Exercise instructions — Write out all the data again, exactly as it stands.

Stored data —
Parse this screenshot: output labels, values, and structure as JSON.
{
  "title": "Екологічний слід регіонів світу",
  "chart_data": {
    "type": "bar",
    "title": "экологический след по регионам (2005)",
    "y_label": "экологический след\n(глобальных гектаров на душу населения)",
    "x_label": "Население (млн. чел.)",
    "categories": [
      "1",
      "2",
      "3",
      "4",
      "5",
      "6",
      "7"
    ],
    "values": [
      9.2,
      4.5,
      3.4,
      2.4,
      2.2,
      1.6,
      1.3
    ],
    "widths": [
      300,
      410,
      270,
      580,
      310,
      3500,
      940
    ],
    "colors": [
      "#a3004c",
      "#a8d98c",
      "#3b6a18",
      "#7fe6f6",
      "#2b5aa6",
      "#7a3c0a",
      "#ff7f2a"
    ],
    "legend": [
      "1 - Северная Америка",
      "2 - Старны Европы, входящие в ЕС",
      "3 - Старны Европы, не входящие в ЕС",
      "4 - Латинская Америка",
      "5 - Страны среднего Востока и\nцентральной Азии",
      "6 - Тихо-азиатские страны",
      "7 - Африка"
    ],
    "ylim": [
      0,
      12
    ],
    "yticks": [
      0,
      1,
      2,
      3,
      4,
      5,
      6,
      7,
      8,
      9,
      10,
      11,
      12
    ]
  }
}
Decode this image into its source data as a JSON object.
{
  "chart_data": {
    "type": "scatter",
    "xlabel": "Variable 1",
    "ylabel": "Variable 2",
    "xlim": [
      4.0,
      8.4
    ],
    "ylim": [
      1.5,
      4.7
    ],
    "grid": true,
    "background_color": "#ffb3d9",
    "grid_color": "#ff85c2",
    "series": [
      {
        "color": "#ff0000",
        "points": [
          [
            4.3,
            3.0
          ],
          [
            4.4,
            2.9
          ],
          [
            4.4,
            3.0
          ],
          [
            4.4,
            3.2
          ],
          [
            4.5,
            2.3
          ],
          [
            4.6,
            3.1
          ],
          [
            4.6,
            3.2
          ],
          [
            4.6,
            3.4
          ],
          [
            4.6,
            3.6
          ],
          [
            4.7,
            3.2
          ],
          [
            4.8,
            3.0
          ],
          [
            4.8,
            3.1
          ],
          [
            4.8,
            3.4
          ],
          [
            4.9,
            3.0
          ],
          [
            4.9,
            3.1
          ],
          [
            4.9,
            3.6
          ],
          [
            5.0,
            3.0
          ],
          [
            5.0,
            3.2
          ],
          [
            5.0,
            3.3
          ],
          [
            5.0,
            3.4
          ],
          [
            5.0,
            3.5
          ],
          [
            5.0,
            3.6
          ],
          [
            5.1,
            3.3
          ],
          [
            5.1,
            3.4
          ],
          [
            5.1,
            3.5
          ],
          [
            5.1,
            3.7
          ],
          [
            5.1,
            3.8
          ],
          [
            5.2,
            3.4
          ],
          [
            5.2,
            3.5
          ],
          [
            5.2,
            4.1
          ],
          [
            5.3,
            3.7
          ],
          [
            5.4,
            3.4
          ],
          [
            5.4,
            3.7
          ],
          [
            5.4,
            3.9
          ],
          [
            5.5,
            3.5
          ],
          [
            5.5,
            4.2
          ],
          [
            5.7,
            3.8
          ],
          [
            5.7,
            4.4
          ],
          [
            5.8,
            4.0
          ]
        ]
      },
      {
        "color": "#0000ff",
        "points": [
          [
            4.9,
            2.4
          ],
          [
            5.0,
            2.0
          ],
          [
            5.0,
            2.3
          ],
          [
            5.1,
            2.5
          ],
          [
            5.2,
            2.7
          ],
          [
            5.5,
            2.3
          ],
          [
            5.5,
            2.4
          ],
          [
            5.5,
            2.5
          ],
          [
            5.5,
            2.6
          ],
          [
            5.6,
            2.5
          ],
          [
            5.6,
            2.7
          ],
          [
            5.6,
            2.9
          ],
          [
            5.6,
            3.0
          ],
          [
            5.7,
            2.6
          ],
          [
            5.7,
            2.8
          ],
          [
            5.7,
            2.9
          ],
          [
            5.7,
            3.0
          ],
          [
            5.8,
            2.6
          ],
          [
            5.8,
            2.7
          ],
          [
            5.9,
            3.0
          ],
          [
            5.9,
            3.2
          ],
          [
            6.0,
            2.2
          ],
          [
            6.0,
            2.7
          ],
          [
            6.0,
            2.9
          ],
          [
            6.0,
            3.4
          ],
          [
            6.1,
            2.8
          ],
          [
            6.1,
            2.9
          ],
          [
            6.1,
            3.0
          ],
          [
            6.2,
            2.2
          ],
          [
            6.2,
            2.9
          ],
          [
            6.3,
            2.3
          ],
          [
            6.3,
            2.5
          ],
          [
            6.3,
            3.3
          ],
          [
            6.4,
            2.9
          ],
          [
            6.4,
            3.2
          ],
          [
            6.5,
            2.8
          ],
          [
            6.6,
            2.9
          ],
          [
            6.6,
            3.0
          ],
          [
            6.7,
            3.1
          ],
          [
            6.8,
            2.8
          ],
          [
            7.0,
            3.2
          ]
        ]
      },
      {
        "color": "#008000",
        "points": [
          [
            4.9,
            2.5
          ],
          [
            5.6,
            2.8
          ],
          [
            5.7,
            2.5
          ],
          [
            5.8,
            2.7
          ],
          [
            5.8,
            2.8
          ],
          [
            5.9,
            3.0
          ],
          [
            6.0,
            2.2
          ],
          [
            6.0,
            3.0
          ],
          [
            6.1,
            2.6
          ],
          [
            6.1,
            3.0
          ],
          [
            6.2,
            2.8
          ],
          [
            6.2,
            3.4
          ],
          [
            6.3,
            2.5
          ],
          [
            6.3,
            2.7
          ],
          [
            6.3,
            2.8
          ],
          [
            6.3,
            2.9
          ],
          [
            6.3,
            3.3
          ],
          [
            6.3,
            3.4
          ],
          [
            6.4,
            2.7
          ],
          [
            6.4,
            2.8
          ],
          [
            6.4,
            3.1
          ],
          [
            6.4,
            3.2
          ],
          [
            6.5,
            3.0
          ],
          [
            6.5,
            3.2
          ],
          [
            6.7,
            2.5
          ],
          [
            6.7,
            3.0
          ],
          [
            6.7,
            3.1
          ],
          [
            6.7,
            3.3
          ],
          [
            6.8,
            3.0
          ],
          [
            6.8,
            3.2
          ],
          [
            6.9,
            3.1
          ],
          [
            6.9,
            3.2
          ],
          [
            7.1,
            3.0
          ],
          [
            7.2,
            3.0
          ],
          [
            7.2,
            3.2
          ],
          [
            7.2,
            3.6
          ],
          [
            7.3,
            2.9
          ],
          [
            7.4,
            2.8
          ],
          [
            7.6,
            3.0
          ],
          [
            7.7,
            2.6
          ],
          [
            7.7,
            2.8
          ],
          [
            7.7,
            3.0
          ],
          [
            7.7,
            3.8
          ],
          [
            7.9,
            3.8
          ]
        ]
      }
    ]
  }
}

Exercise result —
Parse this screenshot: output labels, values, and structure as JSON.
{
  "title": "Екологічний слід регіонів світу",
  "chart_data": {
    "type": "bar",
    "title": "экологический след по регионам (2005)",
    "y_label": "экологический след\n(глобальных гектаров на душу населения)",
    "x_label": "Население (млн. чел.)",
    "categories": [
      "1",
      "2",
      "3",
      "4",
      "5",
      "6",
      "7"
    ],
    "values": [
      9.2,
      4.5,
      3.4,
      2.4,
      2.2,
      1.6,
      1.3
    ],
    "widths": [
      300,
      410,
      270,
      580,
      310,
      3500,
      940
    ],
    "colors": [
      "#a3004c",
      "#a8d98c",
      "#3b6a18",
      "#7fe6f6",
      "#2b5aa6",
      "#7a3c0a",
      "#ff7f2a"
    ],
    "legend": [
      "1 - Северная Америка",
      "2 - Старны Европы, входящие в ЕС",
      "3 - Старны Европы, не входящие в ЕС",
      "4 - Латинская Америка",
      "5 - Страны среднего Востока и\nцентральной Азии",
      "6 - Тихо-азиатские страны",
      "7 - Африка"
    ],
    "ylim": [
      0,
      12
    ],
    "yticks": [
      0,
      1,
      2,
      3,
      4,
      5,
      6,
      7,
      8,
      9,
      10,
      11,
      12
    ]
  }
}
Decode this image into its source data as a JSON object.
{
  "chart_data": {
    "type": "scatter",
    "xlabel": "Variable 1",
    "ylabel": "Variable 2",
    "xlim": [
      4.0,
      8.4
    ],
    "ylim": [
      1.5,
      4.7
    ],
    "grid": true,
    "background_color": "#ffb3d9",
    "grid_color": "#ff85c2",
    "series": [
      {
        "color": "#ff0000",
        "points": [
          [
            4.3,
            3.0
          ],
          [
            4.4,
            2.9
          ],
          [
            4.4,
            3.0
          ],
          [
            4.4,
            3.2
          ],
          [
            4.5,
            2.3
          ],
          [
            4.6,
            3.1
          ],
          [
            4.6,
            3.2
          ],
          [
            4.6,
            3.4
          ],
          [
            4.6,
            3.6
          ],
          [
            4.7,
            3.2
          ],
          [
            4.8,
            3.0
          ],
          [
            4.8,
            3.1
          ],
          [
            4.8,
            3.4
          ],
          [
            4.9,
            3.0
          ],
          [
            4.9,
            3.1
          ],
          [
            4.9,
            3.6
          ],
          [
            5.0,
            3.0
          ],
          [
            5.0,
            3.2
          ],
          [
            5.0,
            3.3
          ],
          [
            5.0,
            3.4
          ],
          [
            5.0,
            3.5
          ],
          [
            5.0,
            3.6
          ],
          [
            5.1,
            3.3
          ],
          [
            5.1,
            3.4
          ],
          [
            5.1,
            3.5
          ],
          [
            5.1,
            3.7
          ],
          [
            5.1,
            3.8
          ],
          [
            5.2,
            3.4
          ],
          [
            5.2,
            3.5
          ],
          [
            5.2,
            4.1
          ],
          [
            5.3,
            3.7
          ],
          [
            5.4,
            3.4
          ],
          [
            5.4,
            3.7
          ],
          [
            5.4,
            3.9
          ],
          [
            5.5,
            3.5
          ],
          [
            5.5,
            4.2
          ],
          [
            5.7,
            3.8
          ],
          [
            5.7,
            4.4
          ],
          [
            5.8,
            4.0
          ]
        ]
      },
      {
        "color": "#0000ff",
        "points": [
          [
            4.9,
            2.4
          ],
          [
            5.0,
            2.0
          ],
          [
            5.0,
            2.3
          ],
          [
            5.1,
            2.5
          ],
          [
            5.2,
            2.7
          ],
          [
            5.5,
            2.3
          ],
          [
            5.5,
            2.4
          ],
          [
            5.5,
            2.5
          ],
          [
            5.5,
            2.6
          ],
          [
            5.6,
            2.5
          ],
          [
            5.6,
            2.7
          ],
          [
            5.6,
            2.9
          ],
          [
            5.6,
            3.0
          ],
          [
            5.7,
            2.6
          ],
          [
            5.7,
            2.8
          ],
          [
            5.7,
            2.9
          ],
          [
            5.7,
            3.0
          ],
          [
            5.8,
            2.6
          ],
          [
            5.8,
            2.7
          ],
          [
            5.9,
            3.0
          ],
          [
            5.9,
            3.2
          ],
          [
            6.0,
            2.2
          ],
          [
            6.0,
            2.7
          ],
          [
            6.0,
            2.9
          ],
          [
            6.0,
            3.4
          ],
          [
            6.1,
            2.8
          ],
          [
            6.1,
            2.9
          ],
          [
            6.1,
            3.0
          ],
          [
            6.2,
            2.2
          ],
          [
            6.2,
            2.9
          ],
          [
            6.3,
            2.3
          ],
          [
            6.3,
            2.5
          ],
          [
            6.3,
            3.3
          ],
          [
            6.4,
            2.9
          ],
          [
            6.4,
            3.2
          ],
          [
            6.5,
            2.8
          ],
          [
            6.6,
            2.9
          ],
          [
            6.6,
            3.0
          ],
          [
            6.7,
            3.1
          ],
          [
            6.8,
            2.8
          ],
          [
            7.0,
            3.2
          ]
        ]
      },
      {
        "color": "#008000",
        "points": [
          [
            4.9,
            2.5
          ],
          [
            5.6,
            2.8
          ],
          [
            5.7,
            2.5
          ],
          [
            5.8,
            2.7
          ],
          [
            5.8,
            2.8
          ],
          [
            5.9,
            3.0
          ],
          [
            6.0,
            2.2
          ],
          [
            6.0,
            3.0
          ],
          [
            6.1,
            2.6
          ],
          [
            6.1,
            3.0
          ],
          [
            6.2,
            2.8
          ],
          [
            6.2,
            3.4
          ],
          [
            6.3,
            2.5
          ],
          [
            6.3,
            2.7
          ],
          [
            6.3,
            2.8
          ],
          [
            6.3,
            2.9
          ],
          [
            6.3,
            3.3
          ],
          [
            6.3,
            3.4
          ],
          [
            6.4,
            2.7
          ],
          [
            6.4,
            2.8
          ],
          [
            6.4,
            3.1
          ],
          [
            6.4,
            3.2
          ],
          [
            6.5,
            3.0
          ],
          [
            6.5,
            3.2
          ],
          [
            6.7,
            2.5
          ],
          [
            6.7,
            3.0
          ],
          [
            6.7,
            3.1
          ],
          [
            6.7,
            3.3
          ],
          [
            6.8,
            3.0
          ],
          [
            6.8,
            3.2
          ],
          [
            6.9,
            3.1
          ],
          [
            6.9,
            3.2
          ],
          [
            7.1,
            3.0
          ],
          [
            7.2,
            3.0
          ],
          [
            7.2,
            3.2
          ],
          [
            7.2,
            3.6
          ],
          [
            7.3,
            2.9
          ],
          [
            7.4,
            2.8
          ],
          [
            7.6,
            3.0
          ],
          [
            7.7,
            2.6
          ],
          [
            7.7,
            2.8
          ],
          [
            7.7,
            3.0
          ],
          [
            7.7,
            3.8
          ],
          [
            7.9,
            3.8
          ]
        ]
      }
    ]
  }
}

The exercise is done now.